_Raw records_:
◇ ◇ ◇

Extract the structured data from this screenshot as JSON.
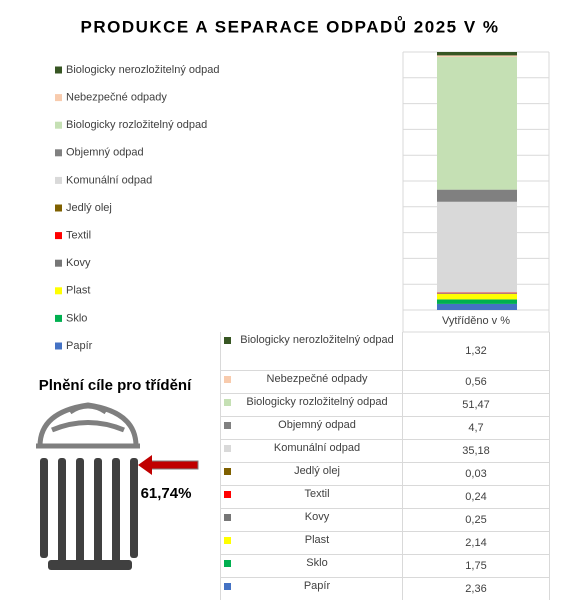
{
  "chart_data": {
    "type": "stacked-bar",
    "title": "PRODUKCE A SEPARACE ODPADŮ 2025 V %",
    "categories": [
      "Vytříděno v %"
    ],
    "ylim": [
      0,
      100
    ],
    "yticks": [
      0,
      10,
      20,
      30,
      40,
      50,
      60,
      70,
      80,
      90,
      100
    ],
    "grid": true,
    "series": [
      {
        "name": "Biologicky nerozložitelný odpad",
        "color": "#375623",
        "values": [
          1.32
        ],
        "value_labels": [
          "1,32"
        ]
      },
      {
        "name": "Nebezpečné odpady",
        "color": "#f8cbad",
        "values": [
          0.56
        ],
        "value_labels": [
          "0,56"
        ]
      },
      {
        "name": "Biologicky rozložitelný odpad",
        "color": "#c5e0b4",
        "values": [
          51.47
        ],
        "value_labels": [
          "51,47"
        ]
      },
      {
        "name": "Objemný odpad",
        "color": "#808080",
        "values": [
          4.7
        ],
        "value_labels": [
          "4,7"
        ]
      },
      {
        "name": "Komunální odpad",
        "color": "#d9d9d9",
        "values": [
          35.18
        ],
        "value_labels": [
          "35,18"
        ]
      },
      {
        "name": "Jedlý olej",
        "color": "#7f6000",
        "values": [
          0.03
        ],
        "value_labels": [
          "0,03"
        ]
      },
      {
        "name": "Textil",
        "color": "#ff0000",
        "values": [
          0.24
        ],
        "value_labels": [
          "0,24"
        ]
      },
      {
        "name": "Kovy",
        "color": "#767676",
        "values": [
          0.25
        ],
        "value_labels": [
          "0,25"
        ]
      },
      {
        "name": "Plast",
        "color": "#ffff00",
        "values": [
          2.14
        ],
        "value_labels": [
          "2,14"
        ]
      },
      {
        "name": "Sklo",
        "color": "#00b050",
        "values": [
          1.75
        ],
        "value_labels": [
          "1,75"
        ]
      },
      {
        "name": "Papír",
        "color": "#4472c4",
        "values": [
          2.36
        ],
        "value_labels": [
          "2,36"
        ]
      }
    ]
  },
  "goal": {
    "title": "Plnění cíle pro třídění",
    "label": "61,74%"
  }
}
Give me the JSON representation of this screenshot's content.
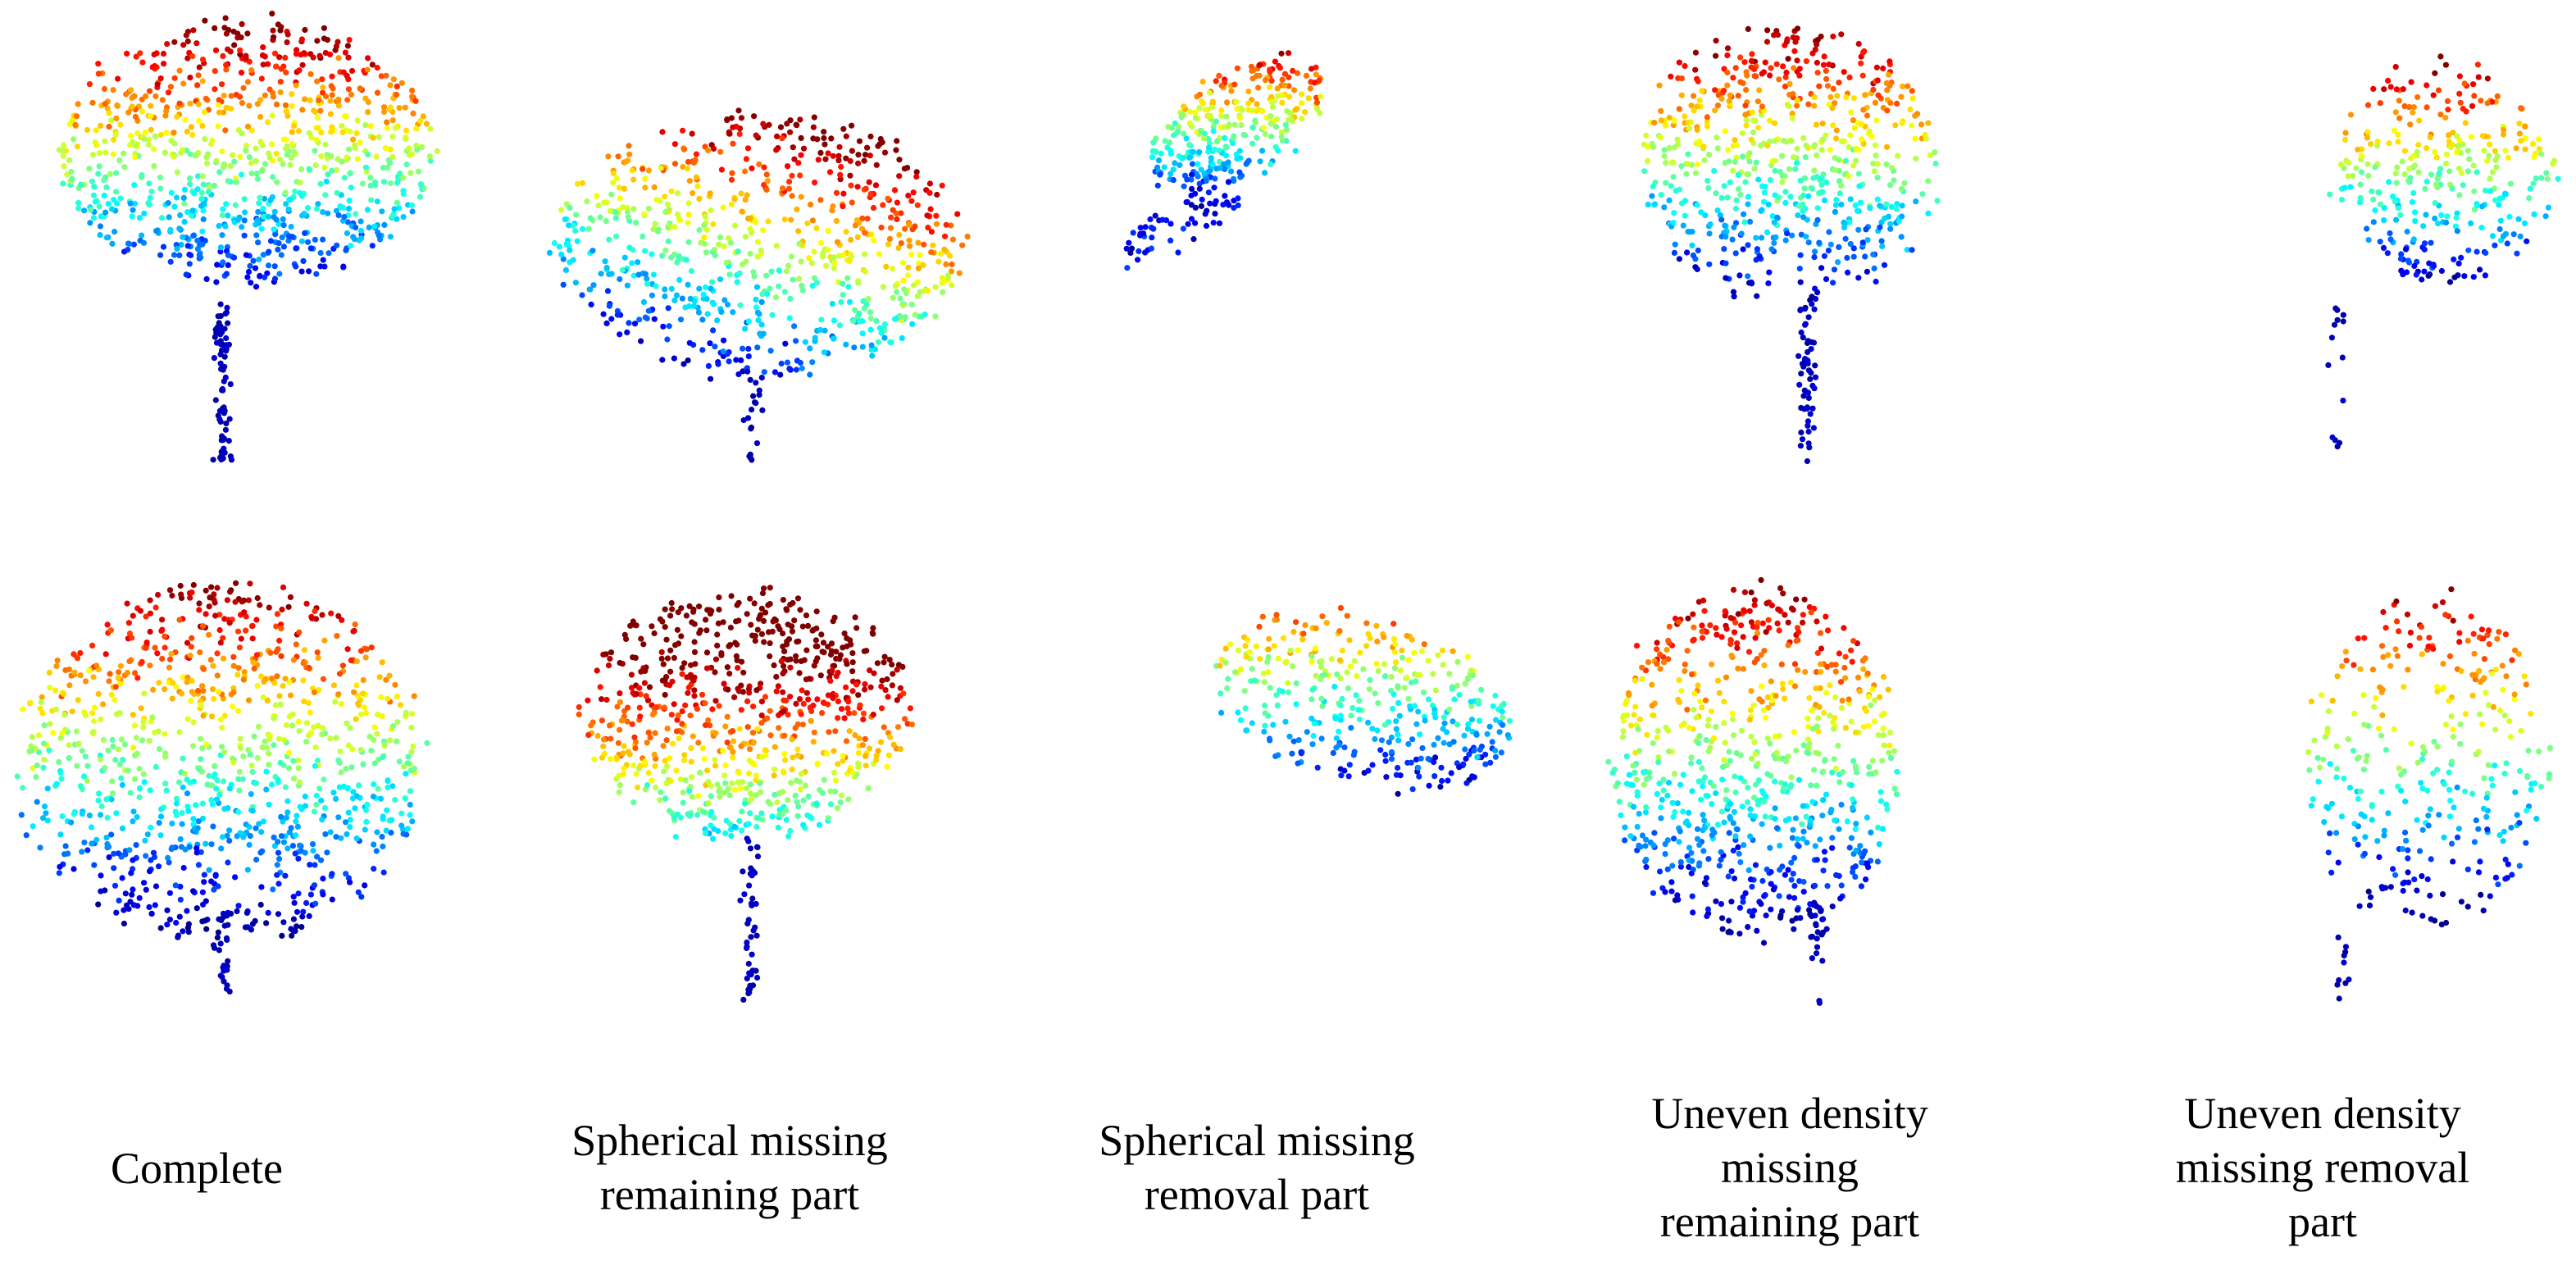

◇ ◇ ◇

All entries must be written out again exactly as given, with no pictures in the copy.

_Correct answer_:
Extract the structured data from this screenshot as JSON.
{
  "chart_data": {
    "type": "stacked-bar",
    "title": "PRODUKCE A SEPARACE ODPADŮ 2025 V %",
    "categories": [
      "Vytříděno v %"
    ],
    "ylim": [
      0,
      100
    ],
    "yticks": [
      0,
      10,
      20,
      30,
      40,
      50,
      60,
      70,
      80,
      90,
      100
    ],
    "grid": true,
    "series": [
      {
        "name": "Biologicky nerozložitelný odpad",
        "color": "#375623",
        "values": [
          1.32
        ],
        "value_labels": [
          "1,32"
        ]
      },
      {
        "name": "Nebezpečné odpady",
        "color": "#f8cbad",
        "values": [
          0.56
        ],
        "value_labels": [
          "0,56"
        ]
      },
      {
        "name": "Biologicky rozložitelný odpad",
        "color": "#c5e0b4",
        "values": [
          51.47
        ],
        "value_labels": [
          "51,47"
        ]
      },
      {
        "name": "Objemný odpad",
        "color": "#808080",
        "values": [
          4.7
        ],
        "value_labels": [
          "4,7"
        ]
      },
      {
        "name": "Komunální odpad",
        "color": "#d9d9d9",
        "values": [
          35.18
        ],
        "value_labels": [
          "35,18"
        ]
      },
      {
        "name": "Jedlý olej",
        "color": "#7f6000",
        "values": [
          0.03
        ],
        "value_labels": [
          "0,03"
        ]
      },
      {
        "name": "Textil",
        "color": "#ff0000",
        "values": [
          0.24
        ],
        "value_labels": [
          "0,24"
        ]
      },
      {
        "name": "Kovy",
        "color": "#767676",
        "values": [
          0.25
        ],
        "value_labels": [
          "0,25"
        ]
      },
      {
        "name": "Plast",
        "color": "#ffff00",
        "values": [
          2.14
        ],
        "value_labels": [
          "2,14"
        ]
      },
      {
        "name": "Sklo",
        "color": "#00b050",
        "values": [
          1.75
        ],
        "value_labels": [
          "1,75"
        ]
      },
      {
        "name": "Papír",
        "color": "#4472c4",
        "values": [
          2.36
        ],
        "value_labels": [
          "2,36"
        ]
      }
    ]
  },
  "goal": {
    "title": "Plnění cíle pro třídění",
    "label": "61,74%"
  }
}
Give me the JSON representation of this screenshot's content.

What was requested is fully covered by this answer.